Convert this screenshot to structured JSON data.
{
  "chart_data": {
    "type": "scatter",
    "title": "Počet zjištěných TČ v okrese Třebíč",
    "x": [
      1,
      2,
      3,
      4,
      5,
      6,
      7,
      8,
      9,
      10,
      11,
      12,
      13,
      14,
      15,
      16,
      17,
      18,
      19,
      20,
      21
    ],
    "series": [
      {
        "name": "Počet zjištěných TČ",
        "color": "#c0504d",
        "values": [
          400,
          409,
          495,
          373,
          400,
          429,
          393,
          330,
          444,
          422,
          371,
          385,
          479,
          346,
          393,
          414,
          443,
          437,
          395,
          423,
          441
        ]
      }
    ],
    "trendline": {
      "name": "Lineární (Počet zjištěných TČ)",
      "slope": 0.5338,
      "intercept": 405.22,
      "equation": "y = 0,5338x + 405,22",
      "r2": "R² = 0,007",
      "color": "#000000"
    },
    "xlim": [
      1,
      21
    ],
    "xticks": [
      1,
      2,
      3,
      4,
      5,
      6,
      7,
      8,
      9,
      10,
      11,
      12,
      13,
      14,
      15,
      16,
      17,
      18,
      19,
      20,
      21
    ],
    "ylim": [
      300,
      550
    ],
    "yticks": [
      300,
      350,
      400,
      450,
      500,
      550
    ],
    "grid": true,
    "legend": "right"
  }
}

---

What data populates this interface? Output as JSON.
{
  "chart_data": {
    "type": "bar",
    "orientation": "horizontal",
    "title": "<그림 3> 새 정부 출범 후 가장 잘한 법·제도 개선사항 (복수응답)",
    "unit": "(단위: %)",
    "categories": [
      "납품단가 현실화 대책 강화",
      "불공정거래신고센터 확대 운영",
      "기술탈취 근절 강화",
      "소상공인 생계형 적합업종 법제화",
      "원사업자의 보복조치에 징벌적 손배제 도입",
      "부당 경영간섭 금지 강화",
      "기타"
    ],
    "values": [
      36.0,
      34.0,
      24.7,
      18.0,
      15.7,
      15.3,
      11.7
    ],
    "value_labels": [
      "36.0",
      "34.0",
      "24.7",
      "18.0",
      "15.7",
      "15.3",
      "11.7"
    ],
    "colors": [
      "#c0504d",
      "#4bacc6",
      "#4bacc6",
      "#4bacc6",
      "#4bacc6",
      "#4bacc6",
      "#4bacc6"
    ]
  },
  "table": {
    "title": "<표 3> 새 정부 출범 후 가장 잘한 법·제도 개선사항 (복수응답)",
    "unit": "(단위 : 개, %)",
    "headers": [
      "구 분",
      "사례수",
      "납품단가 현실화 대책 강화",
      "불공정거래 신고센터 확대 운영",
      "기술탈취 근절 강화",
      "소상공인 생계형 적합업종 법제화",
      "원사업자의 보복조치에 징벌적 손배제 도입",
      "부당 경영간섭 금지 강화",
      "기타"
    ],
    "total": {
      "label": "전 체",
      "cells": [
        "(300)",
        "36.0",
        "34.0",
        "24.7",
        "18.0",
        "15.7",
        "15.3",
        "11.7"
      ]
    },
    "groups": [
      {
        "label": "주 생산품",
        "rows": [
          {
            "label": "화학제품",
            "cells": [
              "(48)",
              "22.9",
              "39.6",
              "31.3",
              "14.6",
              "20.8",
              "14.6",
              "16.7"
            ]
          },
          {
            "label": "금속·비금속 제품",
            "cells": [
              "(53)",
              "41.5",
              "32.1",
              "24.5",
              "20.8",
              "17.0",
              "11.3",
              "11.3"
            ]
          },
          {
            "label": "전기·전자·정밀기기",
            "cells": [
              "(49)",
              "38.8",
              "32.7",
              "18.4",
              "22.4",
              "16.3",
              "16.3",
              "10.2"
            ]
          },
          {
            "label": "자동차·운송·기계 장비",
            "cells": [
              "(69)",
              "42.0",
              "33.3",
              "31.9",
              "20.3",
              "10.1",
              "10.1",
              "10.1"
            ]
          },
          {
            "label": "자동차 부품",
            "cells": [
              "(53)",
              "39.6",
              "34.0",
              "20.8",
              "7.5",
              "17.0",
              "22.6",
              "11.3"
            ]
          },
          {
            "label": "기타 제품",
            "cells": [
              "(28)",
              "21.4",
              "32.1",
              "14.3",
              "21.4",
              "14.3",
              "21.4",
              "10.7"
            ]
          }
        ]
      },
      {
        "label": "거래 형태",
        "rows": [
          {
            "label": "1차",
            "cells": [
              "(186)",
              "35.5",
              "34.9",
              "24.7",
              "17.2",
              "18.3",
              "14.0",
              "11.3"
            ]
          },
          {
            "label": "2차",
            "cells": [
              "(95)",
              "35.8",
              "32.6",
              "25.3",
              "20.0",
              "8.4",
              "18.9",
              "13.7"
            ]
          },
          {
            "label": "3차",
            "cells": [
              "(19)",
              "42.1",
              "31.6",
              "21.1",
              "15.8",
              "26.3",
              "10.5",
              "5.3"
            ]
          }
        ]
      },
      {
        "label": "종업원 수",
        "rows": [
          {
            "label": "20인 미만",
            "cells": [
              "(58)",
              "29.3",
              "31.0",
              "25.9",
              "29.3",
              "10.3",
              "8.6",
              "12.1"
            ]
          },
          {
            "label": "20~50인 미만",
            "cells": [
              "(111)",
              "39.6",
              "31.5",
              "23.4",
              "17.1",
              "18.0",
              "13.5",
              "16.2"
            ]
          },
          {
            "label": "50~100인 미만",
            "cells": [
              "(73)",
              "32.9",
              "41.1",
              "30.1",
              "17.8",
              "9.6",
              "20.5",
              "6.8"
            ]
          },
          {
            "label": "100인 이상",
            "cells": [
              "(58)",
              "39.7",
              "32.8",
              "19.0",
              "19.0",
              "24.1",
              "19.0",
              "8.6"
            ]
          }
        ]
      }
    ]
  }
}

* * *

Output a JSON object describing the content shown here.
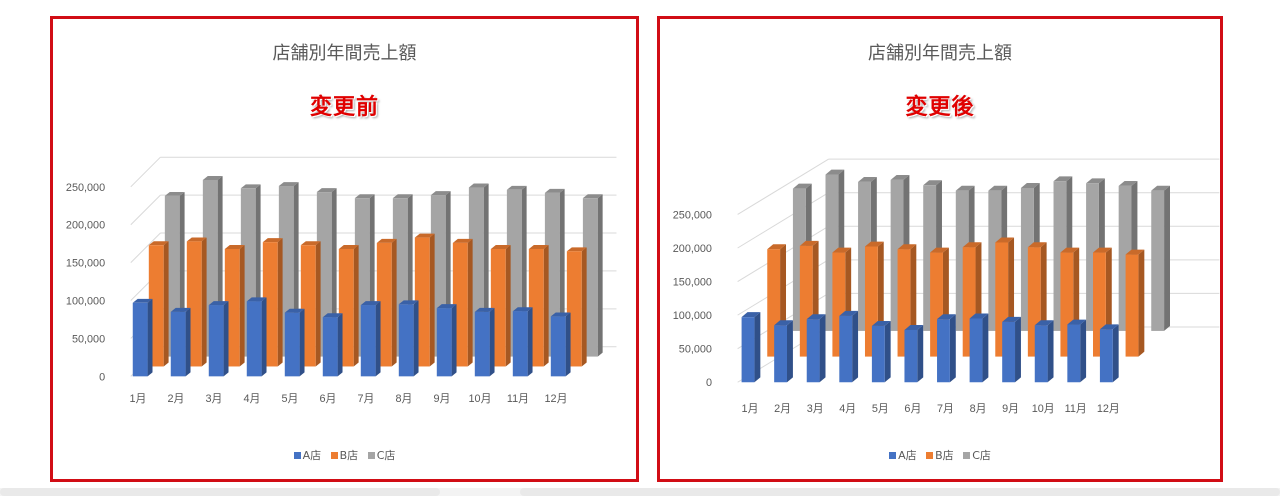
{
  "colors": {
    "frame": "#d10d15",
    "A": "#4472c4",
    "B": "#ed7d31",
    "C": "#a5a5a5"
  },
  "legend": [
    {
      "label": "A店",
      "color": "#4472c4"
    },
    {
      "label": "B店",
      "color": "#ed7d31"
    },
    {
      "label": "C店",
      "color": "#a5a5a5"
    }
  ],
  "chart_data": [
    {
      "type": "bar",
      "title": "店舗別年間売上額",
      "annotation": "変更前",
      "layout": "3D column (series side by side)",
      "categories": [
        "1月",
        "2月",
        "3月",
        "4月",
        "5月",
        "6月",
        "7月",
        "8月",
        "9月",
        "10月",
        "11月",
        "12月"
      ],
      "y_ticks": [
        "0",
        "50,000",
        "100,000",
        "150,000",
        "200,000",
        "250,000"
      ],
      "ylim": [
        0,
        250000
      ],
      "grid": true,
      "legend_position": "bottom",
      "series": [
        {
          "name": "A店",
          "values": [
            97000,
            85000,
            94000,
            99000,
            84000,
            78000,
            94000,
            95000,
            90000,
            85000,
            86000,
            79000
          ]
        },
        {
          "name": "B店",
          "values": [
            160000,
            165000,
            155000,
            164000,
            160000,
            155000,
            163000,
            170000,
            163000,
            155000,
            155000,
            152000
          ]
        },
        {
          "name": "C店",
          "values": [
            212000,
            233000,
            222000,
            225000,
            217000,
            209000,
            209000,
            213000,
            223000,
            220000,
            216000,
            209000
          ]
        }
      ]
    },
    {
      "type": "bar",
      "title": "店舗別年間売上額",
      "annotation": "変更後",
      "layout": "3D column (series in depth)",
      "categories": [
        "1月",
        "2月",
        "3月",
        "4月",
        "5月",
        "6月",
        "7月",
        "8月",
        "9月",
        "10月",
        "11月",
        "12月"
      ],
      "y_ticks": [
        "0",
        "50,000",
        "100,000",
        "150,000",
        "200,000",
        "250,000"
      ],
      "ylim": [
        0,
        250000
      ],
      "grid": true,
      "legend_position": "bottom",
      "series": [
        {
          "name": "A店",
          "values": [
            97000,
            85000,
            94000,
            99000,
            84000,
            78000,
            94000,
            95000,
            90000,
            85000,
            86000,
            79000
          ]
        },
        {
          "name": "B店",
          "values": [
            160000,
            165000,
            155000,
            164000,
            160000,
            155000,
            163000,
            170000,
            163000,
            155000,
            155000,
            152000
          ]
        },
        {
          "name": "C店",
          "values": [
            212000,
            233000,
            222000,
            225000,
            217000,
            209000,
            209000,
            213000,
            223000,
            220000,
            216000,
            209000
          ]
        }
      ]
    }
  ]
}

### Task objective
Only the number is wanted: how many lines in the data include the string "title"?

### Exercise response
5